__WHAT TO WORK ON__. Output the full material exactly as it appears here.

(Figure data in JSON)
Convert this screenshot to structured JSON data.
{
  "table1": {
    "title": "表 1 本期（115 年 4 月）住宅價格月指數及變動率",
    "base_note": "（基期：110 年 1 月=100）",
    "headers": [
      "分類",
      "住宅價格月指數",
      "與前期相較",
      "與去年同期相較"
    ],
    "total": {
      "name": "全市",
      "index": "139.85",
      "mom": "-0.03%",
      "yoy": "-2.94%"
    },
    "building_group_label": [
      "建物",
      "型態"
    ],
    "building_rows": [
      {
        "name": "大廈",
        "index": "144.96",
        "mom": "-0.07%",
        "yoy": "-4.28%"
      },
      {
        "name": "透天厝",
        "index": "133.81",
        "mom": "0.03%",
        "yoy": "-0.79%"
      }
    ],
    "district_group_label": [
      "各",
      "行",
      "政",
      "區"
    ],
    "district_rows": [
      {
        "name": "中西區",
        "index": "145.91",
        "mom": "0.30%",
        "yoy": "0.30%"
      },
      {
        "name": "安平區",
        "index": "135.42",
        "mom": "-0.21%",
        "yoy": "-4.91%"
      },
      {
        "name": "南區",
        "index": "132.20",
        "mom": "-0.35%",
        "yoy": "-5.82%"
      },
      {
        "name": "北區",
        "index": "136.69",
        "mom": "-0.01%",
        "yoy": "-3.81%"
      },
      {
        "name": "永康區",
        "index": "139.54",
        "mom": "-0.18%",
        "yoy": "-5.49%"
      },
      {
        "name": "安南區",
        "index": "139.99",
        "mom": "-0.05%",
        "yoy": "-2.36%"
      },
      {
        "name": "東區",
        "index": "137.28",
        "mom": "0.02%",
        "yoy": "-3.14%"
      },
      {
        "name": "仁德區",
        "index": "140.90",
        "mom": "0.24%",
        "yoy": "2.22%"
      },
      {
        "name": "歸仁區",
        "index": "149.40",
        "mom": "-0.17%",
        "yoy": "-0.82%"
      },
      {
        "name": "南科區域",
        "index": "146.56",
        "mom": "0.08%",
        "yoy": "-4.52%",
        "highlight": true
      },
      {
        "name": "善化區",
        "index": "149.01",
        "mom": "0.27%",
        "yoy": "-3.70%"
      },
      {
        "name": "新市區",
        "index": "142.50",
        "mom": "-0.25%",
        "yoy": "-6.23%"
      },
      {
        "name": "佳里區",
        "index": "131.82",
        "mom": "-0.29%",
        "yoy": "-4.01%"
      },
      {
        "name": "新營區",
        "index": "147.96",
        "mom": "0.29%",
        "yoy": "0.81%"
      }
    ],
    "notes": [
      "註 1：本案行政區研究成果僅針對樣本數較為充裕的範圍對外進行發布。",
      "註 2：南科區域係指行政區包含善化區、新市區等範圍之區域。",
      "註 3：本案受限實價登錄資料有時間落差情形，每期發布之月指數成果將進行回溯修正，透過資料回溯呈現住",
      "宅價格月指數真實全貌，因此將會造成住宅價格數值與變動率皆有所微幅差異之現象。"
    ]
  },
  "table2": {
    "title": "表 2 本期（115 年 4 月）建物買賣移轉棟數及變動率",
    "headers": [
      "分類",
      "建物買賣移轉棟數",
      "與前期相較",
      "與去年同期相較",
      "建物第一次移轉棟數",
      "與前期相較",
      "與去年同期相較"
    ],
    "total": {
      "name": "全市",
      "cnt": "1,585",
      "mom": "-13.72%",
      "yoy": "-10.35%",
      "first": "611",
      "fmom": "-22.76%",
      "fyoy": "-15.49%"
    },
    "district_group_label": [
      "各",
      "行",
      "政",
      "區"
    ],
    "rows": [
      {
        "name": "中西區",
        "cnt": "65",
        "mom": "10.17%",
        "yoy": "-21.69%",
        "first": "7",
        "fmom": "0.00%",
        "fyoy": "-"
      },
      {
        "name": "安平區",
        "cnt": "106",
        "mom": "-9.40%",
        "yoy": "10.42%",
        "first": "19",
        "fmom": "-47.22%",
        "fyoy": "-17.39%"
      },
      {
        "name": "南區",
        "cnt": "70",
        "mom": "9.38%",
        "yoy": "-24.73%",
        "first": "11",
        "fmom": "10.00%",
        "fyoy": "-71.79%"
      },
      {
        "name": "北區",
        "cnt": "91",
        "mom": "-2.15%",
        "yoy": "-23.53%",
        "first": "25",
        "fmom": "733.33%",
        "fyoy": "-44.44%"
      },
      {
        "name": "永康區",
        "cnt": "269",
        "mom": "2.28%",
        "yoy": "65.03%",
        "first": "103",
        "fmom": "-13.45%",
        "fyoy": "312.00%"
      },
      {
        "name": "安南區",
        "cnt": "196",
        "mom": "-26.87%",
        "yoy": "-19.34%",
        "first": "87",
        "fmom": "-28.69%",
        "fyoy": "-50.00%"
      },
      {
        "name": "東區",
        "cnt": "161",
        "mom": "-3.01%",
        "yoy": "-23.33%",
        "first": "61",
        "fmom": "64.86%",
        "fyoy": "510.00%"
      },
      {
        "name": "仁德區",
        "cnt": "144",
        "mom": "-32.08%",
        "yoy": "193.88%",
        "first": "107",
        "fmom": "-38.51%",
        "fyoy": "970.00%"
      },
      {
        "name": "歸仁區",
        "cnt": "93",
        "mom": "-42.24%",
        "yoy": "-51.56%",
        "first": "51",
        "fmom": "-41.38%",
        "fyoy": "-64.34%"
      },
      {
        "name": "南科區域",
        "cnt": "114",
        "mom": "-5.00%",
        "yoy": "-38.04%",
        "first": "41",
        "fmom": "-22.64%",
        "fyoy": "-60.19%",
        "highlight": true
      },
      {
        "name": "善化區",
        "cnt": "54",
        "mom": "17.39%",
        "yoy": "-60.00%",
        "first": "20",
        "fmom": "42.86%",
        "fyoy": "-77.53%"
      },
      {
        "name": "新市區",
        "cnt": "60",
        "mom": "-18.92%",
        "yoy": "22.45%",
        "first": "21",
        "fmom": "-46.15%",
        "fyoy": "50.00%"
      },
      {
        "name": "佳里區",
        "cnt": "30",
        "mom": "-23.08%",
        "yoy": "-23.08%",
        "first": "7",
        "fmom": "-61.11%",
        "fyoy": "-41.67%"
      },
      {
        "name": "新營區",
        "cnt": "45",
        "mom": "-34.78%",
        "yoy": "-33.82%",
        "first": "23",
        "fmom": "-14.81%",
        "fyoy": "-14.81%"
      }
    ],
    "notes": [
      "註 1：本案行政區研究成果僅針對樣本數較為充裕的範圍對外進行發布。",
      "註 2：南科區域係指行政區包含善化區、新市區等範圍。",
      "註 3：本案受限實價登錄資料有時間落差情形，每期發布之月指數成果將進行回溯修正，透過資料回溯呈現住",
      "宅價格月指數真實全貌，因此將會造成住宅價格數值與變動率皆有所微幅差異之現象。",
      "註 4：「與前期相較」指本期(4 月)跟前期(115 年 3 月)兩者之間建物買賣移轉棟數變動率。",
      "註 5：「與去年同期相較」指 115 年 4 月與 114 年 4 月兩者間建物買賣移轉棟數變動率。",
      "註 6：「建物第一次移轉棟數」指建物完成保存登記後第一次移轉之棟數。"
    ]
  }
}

__WRITTEN ANSWER__.
Convert this screenshot to structured JSON data.
{
  "table1": {
    "title": "表 1 本期（115 年 4 月）住宅價格月指數及變動率",
    "base_note": "（基期：110 年 1 月=100）",
    "headers": [
      "分類",
      "住宅價格月指數",
      "與前期相較",
      "與去年同期相較"
    ],
    "total": {
      "name": "全市",
      "index": "139.85",
      "mom": "-0.03%",
      "yoy": "-2.94%"
    },
    "building_group_label": [
      "建物",
      "型態"
    ],
    "building_rows": [
      {
        "name": "大廈",
        "index": "144.96",
        "mom": "-0.07%",
        "yoy": "-4.28%"
      },
      {
        "name": "透天厝",
        "index": "133.81",
        "mom": "0.03%",
        "yoy": "-0.79%"
      }
    ],
    "district_group_label": [
      "各",
      "行",
      "政",
      "區"
    ],
    "district_rows": [
      {
        "name": "中西區",
        "index": "145.91",
        "mom": "0.30%",
        "yoy": "0.30%"
      },
      {
        "name": "安平區",
        "index": "135.42",
        "mom": "-0.21%",
        "yoy": "-4.91%"
      },
      {
        "name": "南區",
        "index": "132.20",
        "mom": "-0.35%",
        "yoy": "-5.82%"
      },
      {
        "name": "北區",
        "index": "136.69",
        "mom": "-0.01%",
        "yoy": "-3.81%"
      },
      {
        "name": "永康區",
        "index": "139.54",
        "mom": "-0.18%",
        "yoy": "-5.49%"
      },
      {
        "name": "安南區",
        "index": "139.99",
        "mom": "-0.05%",
        "yoy": "-2.36%"
      },
      {
        "name": "東區",
        "index": "137.28",
        "mom": "0.02%",
        "yoy": "-3.14%"
      },
      {
        "name": "仁德區",
        "index": "140.90",
        "mom": "0.24%",
        "yoy": "2.22%"
      },
      {
        "name": "歸仁區",
        "index": "149.40",
        "mom": "-0.17%",
        "yoy": "-0.82%"
      },
      {
        "name": "南科區域",
        "index": "146.56",
        "mom": "0.08%",
        "yoy": "-4.52%",
        "highlight": true
      },
      {
        "name": "善化區",
        "index": "149.01",
        "mom": "0.27%",
        "yoy": "-3.70%"
      },
      {
        "name": "新市區",
        "index": "142.50",
        "mom": "-0.25%",
        "yoy": "-6.23%"
      },
      {
        "name": "佳里區",
        "index": "131.82",
        "mom": "-0.29%",
        "yoy": "-4.01%"
      },
      {
        "name": "新營區",
        "index": "147.96",
        "mom": "0.29%",
        "yoy": "0.81%"
      }
    ],
    "notes": [
      "註 1：本案行政區研究成果僅針對樣本數較為充裕的範圍對外進行發布。",
      "註 2：南科區域係指行政區包含善化區、新市區等範圍之區域。",
      "註 3：本案受限實價登錄資料有時間落差情形，每期發布之月指數成果將進行回溯修正，透過資料回溯呈現住",
      "宅價格月指數真實全貌，因此將會造成住宅價格數值與變動率皆有所微幅差異之現象。"
    ]
  },
  "table2": {
    "title": "表 2 本期（115 年 4 月）建物買賣移轉棟數及變動率",
    "headers": [
      "分類",
      "建物買賣移轉棟數",
      "與前期相較",
      "與去年同期相較",
      "建物第一次移轉棟數",
      "與前期相較",
      "與去年同期相較"
    ],
    "total": {
      "name": "全市",
      "cnt": "1,585",
      "mom": "-13.72%",
      "yoy": "-10.35%",
      "first": "611",
      "fmom": "-22.76%",
      "fyoy": "-15.49%"
    },
    "district_group_label": [
      "各",
      "行",
      "政",
      "區"
    ],
    "rows": [
      {
        "name": "中西區",
        "cnt": "65",
        "mom": "10.17%",
        "yoy": "-21.69%",
        "first": "7",
        "fmom": "0.00%",
        "fyoy": "-"
      },
      {
        "name": "安平區",
        "cnt": "106",
        "mom": "-9.40%",
        "yoy": "10.42%",
        "first": "19",
        "fmom": "-47.22%",
        "fyoy": "-17.39%"
      },
      {
        "name": "南區",
        "cnt": "70",
        "mom": "9.38%",
        "yoy": "-24.73%",
        "first": "11",
        "fmom": "10.00%",
        "fyoy": "-71.79%"
      },
      {
        "name": "北區",
        "cnt": "91",
        "mom": "-2.15%",
        "yoy": "-23.53%",
        "first": "25",
        "fmom": "733.33%",
        "fyoy": "-44.44%"
      },
      {
        "name": "永康區",
        "cnt": "269",
        "mom": "2.28%",
        "yoy": "65.03%",
        "first": "103",
        "fmom": "-13.45%",
        "fyoy": "312.00%"
      },
      {
        "name": "安南區",
        "cnt": "196",
        "mom": "-26.87%",
        "yoy": "-19.34%",
        "first": "87",
        "fmom": "-28.69%",
        "fyoy": "-50.00%"
      },
      {
        "name": "東區",
        "cnt": "161",
        "mom": "-3.01%",
        "yoy": "-23.33%",
        "first": "61",
        "fmom": "64.86%",
        "fyoy": "510.00%"
      },
      {
        "name": "仁德區",
        "cnt": "144",
        "mom": "-32.08%",
        "yoy": "193.88%",
        "first": "107",
        "fmom": "-38.51%",
        "fyoy": "970.00%"
      },
      {
        "name": "歸仁區",
        "cnt": "93",
        "mom": "-42.24%",
        "yoy": "-51.56%",
        "first": "51",
        "fmom": "-41.38%",
        "fyoy": "-64.34%"
      },
      {
        "name": "南科區域",
        "cnt": "114",
        "mom": "-5.00%",
        "yoy": "-38.04%",
        "first": "41",
        "fmom": "-22.64%",
        "fyoy": "-60.19%",
        "highlight": true
      },
      {
        "name": "善化區",
        "cnt": "54",
        "mom": "17.39%",
        "yoy": "-60.00%",
        "first": "20",
        "fmom": "42.86%",
        "fyoy": "-77.53%"
      },
      {
        "name": "新市區",
        "cnt": "60",
        "mom": "-18.92%",
        "yoy": "22.45%",
        "first": "21",
        "fmom": "-46.15%",
        "fyoy": "50.00%"
      },
      {
        "name": "佳里區",
        "cnt": "30",
        "mom": "-23.08%",
        "yoy": "-23.08%",
        "first": "7",
        "fmom": "-61.11%",
        "fyoy": "-41.67%"
      },
      {
        "name": "新營區",
        "cnt": "45",
        "mom": "-34.78%",
        "yoy": "-33.82%",
        "first": "23",
        "fmom": "-14.81%",
        "fyoy": "-14.81%"
      }
    ],
    "notes": [
      "註 1：本案行政區研究成果僅針對樣本數較為充裕的範圍對外進行發布。",
      "註 2：南科區域係指行政區包含善化區、新市區等範圍。",
      "註 3：本案受限實價登錄資料有時間落差情形，每期發布之月指數成果將進行回溯修正，透過資料回溯呈現住",
      "宅價格月指數真實全貌，因此將會造成住宅價格數值與變動率皆有所微幅差異之現象。",
      "註 4：「與前期相較」指本期(4 月)跟前期(115 年 3 月)兩者之間建物買賣移轉棟數變動率。",
      "註 5：「與去年同期相較」指 115 年 4 月與 114 年 4 月兩者間建物買賣移轉棟數變動率。",
      "註 6：「建物第一次移轉棟數」指建物完成保存登記後第一次移轉之棟數。"
    ]
  }
}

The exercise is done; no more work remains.